Data for this task:
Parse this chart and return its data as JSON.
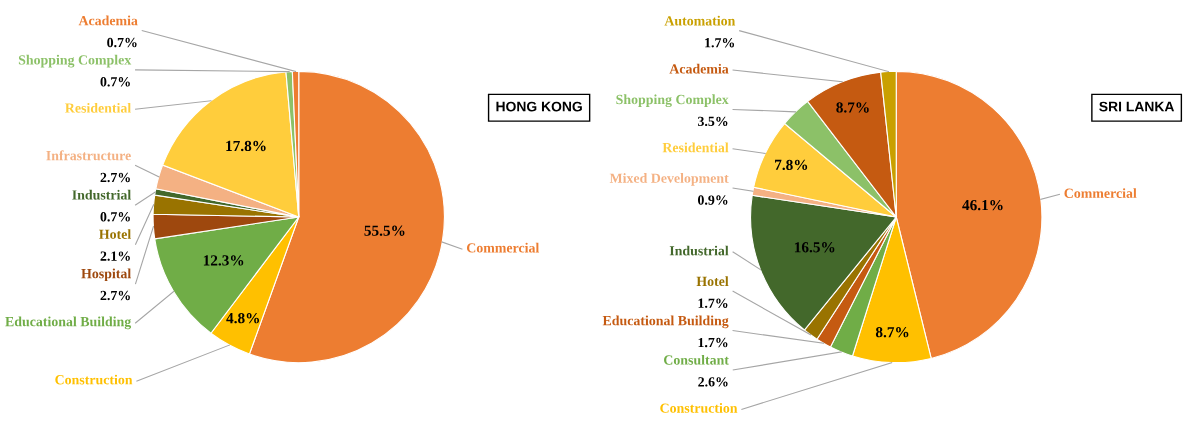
{
  "chart_data": [
    {
      "type": "pie",
      "title": "HONG KONG",
      "categories": [
        "Commercial",
        "Construction",
        "Educational Building",
        "Hospital",
        "Hotel",
        "Industrial",
        "Infrastructure",
        "Residential",
        "Shopping Complex",
        "Academia"
      ],
      "values": [
        55.5,
        4.8,
        12.3,
        2.7,
        2.1,
        0.7,
        2.7,
        17.8,
        0.7,
        0.7
      ],
      "value_labels": [
        "55.5%",
        "4.8%",
        "12.3%",
        "2.7%",
        "2.1%",
        "0.7%",
        "2.7%",
        "17.8%",
        "0.7%",
        "0.7%"
      ],
      "colors": [
        "#ed7d31",
        "#ffc000",
        "#70ad47",
        "#9e480e",
        "#997300",
        "#43682b",
        "#f4b183",
        "#ffcd3c",
        "#8cc168",
        "#ed7d31"
      ],
      "legend": false
    },
    {
      "type": "pie",
      "title": "SRI LANKA",
      "categories": [
        "Commercial",
        "Construction",
        "Consultant",
        "Educational Building",
        "Hotel",
        "Industrial",
        "Mixed Development",
        "Residential",
        "Shopping Complex",
        "Academia",
        "Automation"
      ],
      "values": [
        46.1,
        8.7,
        2.6,
        1.7,
        1.7,
        16.5,
        0.9,
        7.8,
        3.5,
        8.7,
        1.7
      ],
      "value_labels": [
        "46.1%",
        "8.7%",
        "2.6%",
        "1.7%",
        "1.7%",
        "16.5%",
        "0.9%",
        "7.8%",
        "3.5%",
        "8.7%",
        "1.7%"
      ],
      "colors": [
        "#ed7d31",
        "#ffc000",
        "#70ad47",
        "#c55a11",
        "#997300",
        "#43682b",
        "#f4b183",
        "#ffcd3c",
        "#8cc168",
        "#c55a11",
        "#c9a000"
      ],
      "legend": false
    }
  ]
}
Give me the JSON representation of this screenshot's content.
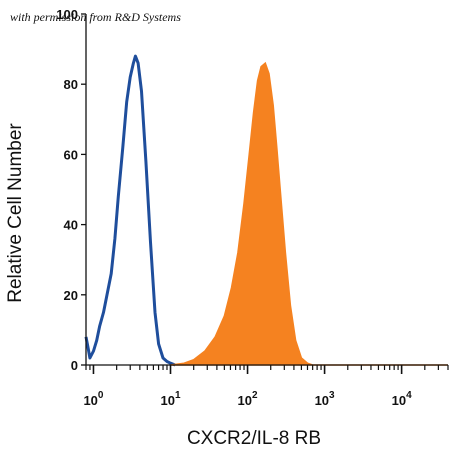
{
  "watermark": "with permission from R&D Systems",
  "chart_data": {
    "type": "area",
    "xlabel": "CXCR2/IL-8 RB",
    "ylabel": "Relative Cell Number",
    "xscale": "log",
    "xlim": [
      0.8,
      40000
    ],
    "ylim": [
      0,
      100
    ],
    "yticks": [
      "0",
      "20",
      "40",
      "60",
      "80",
      "100"
    ],
    "xticks": [
      {
        "base": "10",
        "exp": "0",
        "value": 1
      },
      {
        "base": "10",
        "exp": "1",
        "value": 10
      },
      {
        "base": "10",
        "exp": "2",
        "value": 100
      },
      {
        "base": "10",
        "exp": "3",
        "value": 1000
      },
      {
        "base": "10",
        "exp": "4",
        "value": 10000
      }
    ],
    "series": [
      {
        "style": "outline",
        "color": "#1f4e9c",
        "points": [
          [
            0.8,
            8
          ],
          [
            0.85,
            5
          ],
          [
            0.9,
            2
          ],
          [
            1.0,
            4
          ],
          [
            1.1,
            7
          ],
          [
            1.2,
            11
          ],
          [
            1.35,
            15
          ],
          [
            1.5,
            20
          ],
          [
            1.7,
            26
          ],
          [
            1.9,
            36
          ],
          [
            2.1,
            48
          ],
          [
            2.4,
            62
          ],
          [
            2.7,
            75
          ],
          [
            3.0,
            82
          ],
          [
            3.3,
            86
          ],
          [
            3.5,
            88
          ],
          [
            3.8,
            86
          ],
          [
            4.2,
            78
          ],
          [
            4.8,
            58
          ],
          [
            5.5,
            35
          ],
          [
            6.3,
            15
          ],
          [
            7.0,
            6
          ],
          [
            8.0,
            2
          ],
          [
            9.0,
            1
          ],
          [
            10.0,
            0.5
          ],
          [
            11.5,
            0
          ]
        ]
      },
      {
        "style": "filled",
        "color": "#f58220",
        "points": [
          [
            10,
            0
          ],
          [
            15,
            0.5
          ],
          [
            20,
            1.5
          ],
          [
            28,
            4
          ],
          [
            38,
            8
          ],
          [
            50,
            14
          ],
          [
            62,
            22
          ],
          [
            75,
            32
          ],
          [
            90,
            46
          ],
          [
            105,
            60
          ],
          [
            120,
            72
          ],
          [
            135,
            81
          ],
          [
            150,
            85
          ],
          [
            170,
            86
          ],
          [
            190,
            83
          ],
          [
            215,
            74
          ],
          [
            240,
            62
          ],
          [
            270,
            48
          ],
          [
            310,
            32
          ],
          [
            360,
            17
          ],
          [
            420,
            7
          ],
          [
            500,
            2
          ],
          [
            600,
            0.5
          ],
          [
            700,
            0
          ],
          [
            40000,
            0
          ]
        ]
      }
    ]
  }
}
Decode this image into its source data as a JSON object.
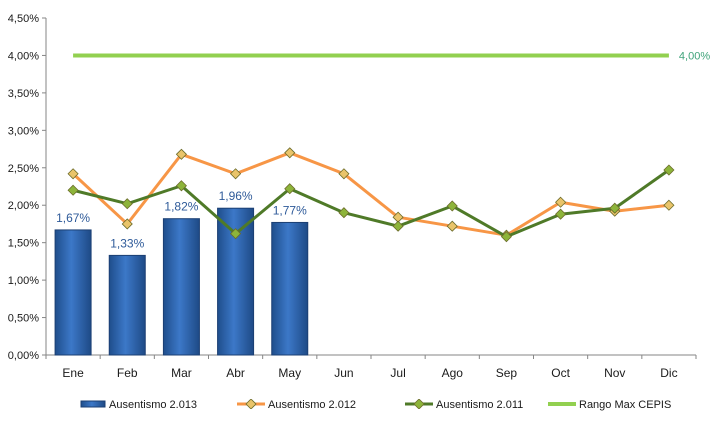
{
  "chart_data": {
    "type": "bar",
    "categories": [
      "Ene",
      "Feb",
      "Mar",
      "Abr",
      "May",
      "Jun",
      "Jul",
      "Ago",
      "Sep",
      "Oct",
      "Nov",
      "Dic"
    ],
    "ylim": [
      0,
      4.5
    ],
    "yticks": [
      "0,00%",
      "0,50%",
      "1,00%",
      "1,50%",
      "2,00%",
      "2,50%",
      "3,00%",
      "3,50%",
      "4,00%",
      "4,50%"
    ],
    "grid": false,
    "legend_position": "bottom",
    "series": [
      {
        "name": "Ausentismo 2.013",
        "type": "bar",
        "color": "#2E64B0",
        "values": [
          1.67,
          1.33,
          1.82,
          1.96,
          1.77,
          null,
          null,
          null,
          null,
          null,
          null,
          null
        ],
        "labels": [
          "1,67%",
          "1,33%",
          "1,82%",
          "1,96%",
          "1,77%"
        ]
      },
      {
        "name": "Ausentismo 2.012",
        "type": "line",
        "color": "#F79646",
        "marker_color": "#E9C46A",
        "values": [
          2.42,
          1.75,
          2.68,
          2.42,
          2.7,
          2.42,
          1.84,
          1.72,
          1.6,
          2.04,
          1.92,
          2.0
        ]
      },
      {
        "name": "Ausentismo 2.011",
        "type": "line",
        "color": "#4F7A28",
        "marker_color": "#8DB43A",
        "values": [
          2.2,
          2.02,
          2.26,
          1.62,
          2.22,
          1.9,
          1.72,
          1.99,
          1.58,
          1.88,
          1.96,
          2.47
        ]
      },
      {
        "name": "Rango Max CEPIS",
        "type": "line",
        "color": "#92D050",
        "values": [
          4.0,
          4.0,
          4.0,
          4.0,
          4.0,
          4.0,
          4.0,
          4.0,
          4.0,
          4.0,
          4.0,
          4.0
        ],
        "end_label": "4,00%"
      }
    ]
  }
}
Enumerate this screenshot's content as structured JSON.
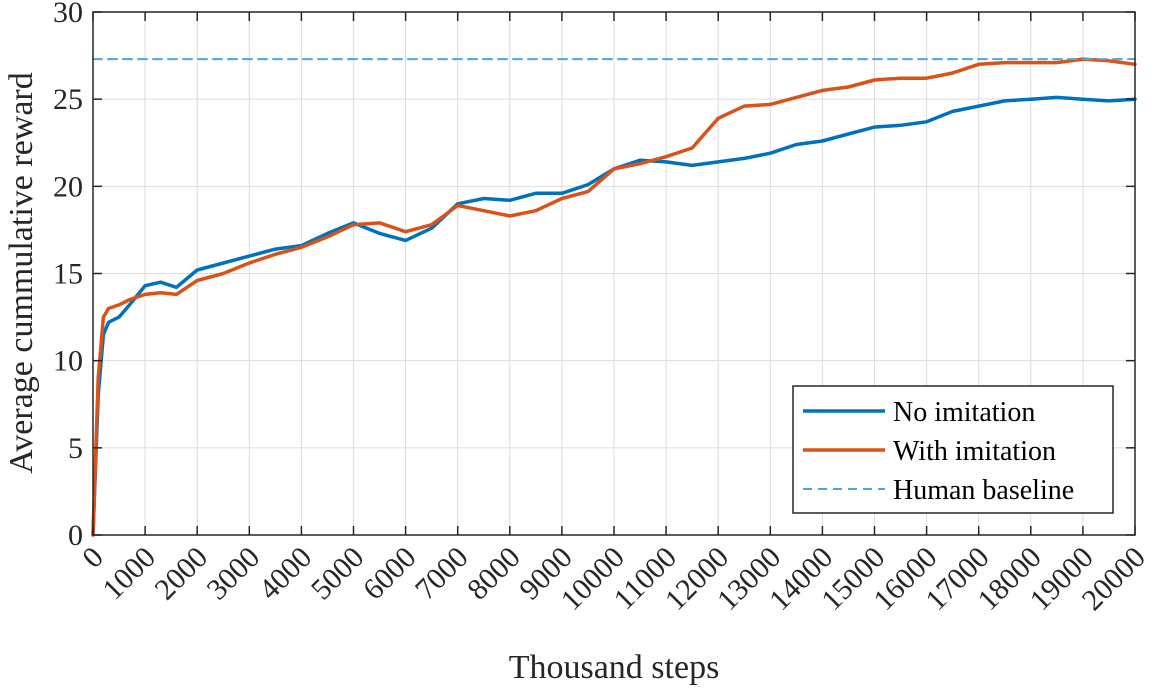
{
  "chart_data": {
    "type": "line",
    "title": "",
    "xlabel": "Thousand steps",
    "ylabel": "Average cummulative reward",
    "xlim": [
      0,
      20000
    ],
    "ylim": [
      0,
      30
    ],
    "x_ticks": [
      "0",
      "1000",
      "2000",
      "3000",
      "4000",
      "5000",
      "6000",
      "7000",
      "8000",
      "9000",
      "10000",
      "11000",
      "12000",
      "13000",
      "14000",
      "15000",
      "16000",
      "17000",
      "18000",
      "19000",
      "20000"
    ],
    "y_ticks": [
      "0",
      "5",
      "10",
      "15",
      "20",
      "25",
      "30"
    ],
    "grid": true,
    "legend_position": "bottom-right",
    "x": [
      0,
      100,
      200,
      300,
      500,
      700,
      1000,
      1300,
      1600,
      2000,
      2500,
      3000,
      3500,
      4000,
      4500,
      5000,
      5500,
      6000,
      6500,
      7000,
      7500,
      8000,
      8500,
      9000,
      9500,
      10000,
      10500,
      11000,
      11500,
      12000,
      12500,
      13000,
      13500,
      14000,
      14500,
      15000,
      15500,
      16000,
      16500,
      17000,
      17500,
      18000,
      18500,
      19000,
      19500,
      20000
    ],
    "series": [
      {
        "name": "No imitation",
        "color": "#0072BD",
        "style": "solid",
        "values": [
          0,
          8,
          11.5,
          12.2,
          12.5,
          13.2,
          14.3,
          14.5,
          14.2,
          15.2,
          15.6,
          16.0,
          16.4,
          16.6,
          17.3,
          17.9,
          17.3,
          16.9,
          17.6,
          19.0,
          19.3,
          19.2,
          19.6,
          19.6,
          20.1,
          21.0,
          21.5,
          21.4,
          21.2,
          21.4,
          21.6,
          21.9,
          22.4,
          22.6,
          23.0,
          23.4,
          23.5,
          23.7,
          24.3,
          24.6,
          24.9,
          25.0,
          25.1,
          25.0,
          24.9,
          25.0
        ]
      },
      {
        "name": "With imitation",
        "color": "#D95319",
        "style": "solid",
        "values": [
          0,
          9,
          12.5,
          13.0,
          13.2,
          13.5,
          13.8,
          13.9,
          13.8,
          14.6,
          15.0,
          15.6,
          16.1,
          16.5,
          17.1,
          17.8,
          17.9,
          17.4,
          17.8,
          18.9,
          18.6,
          18.3,
          18.6,
          19.3,
          19.7,
          21.0,
          21.3,
          21.7,
          22.2,
          23.9,
          24.6,
          24.7,
          25.1,
          25.5,
          25.7,
          26.1,
          26.2,
          26.2,
          26.5,
          27.0,
          27.1,
          27.1,
          27.1,
          27.3,
          27.2,
          27.0
        ]
      },
      {
        "name": "Human baseline",
        "color": "#4DA6DF",
        "style": "dashed",
        "values": [
          27.3,
          27.3,
          27.3,
          27.3,
          27.3,
          27.3,
          27.3,
          27.3,
          27.3,
          27.3,
          27.3,
          27.3,
          27.3,
          27.3,
          27.3,
          27.3,
          27.3,
          27.3,
          27.3,
          27.3,
          27.3,
          27.3,
          27.3,
          27.3,
          27.3,
          27.3,
          27.3,
          27.3,
          27.3,
          27.3,
          27.3,
          27.3,
          27.3,
          27.3,
          27.3,
          27.3,
          27.3,
          27.3,
          27.3,
          27.3,
          27.3,
          27.3,
          27.3,
          27.3,
          27.3,
          27.3
        ]
      }
    ]
  }
}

Work required:
Reproduce each line of the entries in which the word "name" is found.

Answer to this exercise:
        "name": "Ausentismo 2.013",
        "name": "Ausentismo 2.012",
        "name": "Ausentismo 2.011",
        "name": "Rango Max CEPIS",
        "name": "No imitation",
        "name": "With imitation",
        "name": "Human baseline",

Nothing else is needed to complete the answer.